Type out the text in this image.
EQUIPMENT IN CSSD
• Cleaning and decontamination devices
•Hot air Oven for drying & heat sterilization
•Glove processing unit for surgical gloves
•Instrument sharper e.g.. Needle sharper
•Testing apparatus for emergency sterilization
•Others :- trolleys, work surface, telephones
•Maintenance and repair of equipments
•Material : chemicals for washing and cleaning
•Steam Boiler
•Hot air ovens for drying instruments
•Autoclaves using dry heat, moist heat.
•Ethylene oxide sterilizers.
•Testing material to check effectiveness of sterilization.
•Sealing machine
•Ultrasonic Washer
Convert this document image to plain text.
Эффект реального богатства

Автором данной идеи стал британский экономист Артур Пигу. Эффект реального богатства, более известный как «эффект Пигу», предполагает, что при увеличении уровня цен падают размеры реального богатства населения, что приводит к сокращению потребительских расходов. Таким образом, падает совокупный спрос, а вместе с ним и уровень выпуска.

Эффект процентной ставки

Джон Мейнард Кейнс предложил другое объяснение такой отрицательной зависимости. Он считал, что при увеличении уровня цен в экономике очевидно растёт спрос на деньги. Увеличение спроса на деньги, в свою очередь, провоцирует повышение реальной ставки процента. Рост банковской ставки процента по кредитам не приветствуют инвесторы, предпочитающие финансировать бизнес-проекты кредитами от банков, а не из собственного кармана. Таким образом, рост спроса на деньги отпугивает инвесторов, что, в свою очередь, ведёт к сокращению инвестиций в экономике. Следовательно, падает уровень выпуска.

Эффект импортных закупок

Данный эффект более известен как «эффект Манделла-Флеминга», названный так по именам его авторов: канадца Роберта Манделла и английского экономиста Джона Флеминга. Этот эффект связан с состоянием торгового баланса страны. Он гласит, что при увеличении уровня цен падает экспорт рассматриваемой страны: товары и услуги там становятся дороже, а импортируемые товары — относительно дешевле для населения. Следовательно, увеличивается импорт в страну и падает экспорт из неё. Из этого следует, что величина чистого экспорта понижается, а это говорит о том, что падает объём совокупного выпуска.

◆ ◆ ◆ ◆ ◆

*WRITTEN EXERCISE*
Each line from the one containing "Convert this document image to plain text." to the end of the records should be echoed exactly, and no other line.

*FINAL ANSWER*
Convert this document image to plain text.
Эффект реального богатства

Автором данной идеи стал британский экономист Артур Пигу. Эффект реального богатства, более известный как «эффект Пигу», предполагает, что при увеличении уровня цен падают размеры реального богатства населения, что приводит к сокращению потребительских расходов. Таким образом, падает совокупный спрос, а вместе с ним и уровень выпуска.

Эффект процентной ставки

Джон Мейнард Кейнс предложил другое объяснение такой отрицательной зависимости. Он считал, что при увеличении уровня цен в экономике очевидно растёт спрос на деньги. Увеличение спроса на деньги, в свою очередь, провоцирует повышение реальной ставки процента. Рост банковской ставки процента по кредитам не приветствуют инвесторы, предпочитающие финансировать бизнес-проекты кредитами от банков, а не из собственного кармана. Таким образом, рост спроса на деньги отпугивает инвесторов, что, в свою очередь, ведёт к сокращению инвестиций в экономике. Следовательно, падает уровень выпуска.

Эффект импортных закупок

Данный эффект более известен как «эффект Манделла-Флеминга», названный так по именам его авторов: канадца Роберта Манделла и английского экономиста Джона Флеминга. Этот эффект связан с состоянием торгового баланса страны. Он гласит, что при увеличении уровня цен падает экспорт рассматриваемой страны: товары и услуги там становятся дороже, а импортируемые товары — относительно дешевле для населения. Следовательно, увеличивается импорт в страну и падает экспорт из неё. Из этого следует, что величина чистого экспорта понижается, а это говорит о том, что падает объём совокупного выпуска.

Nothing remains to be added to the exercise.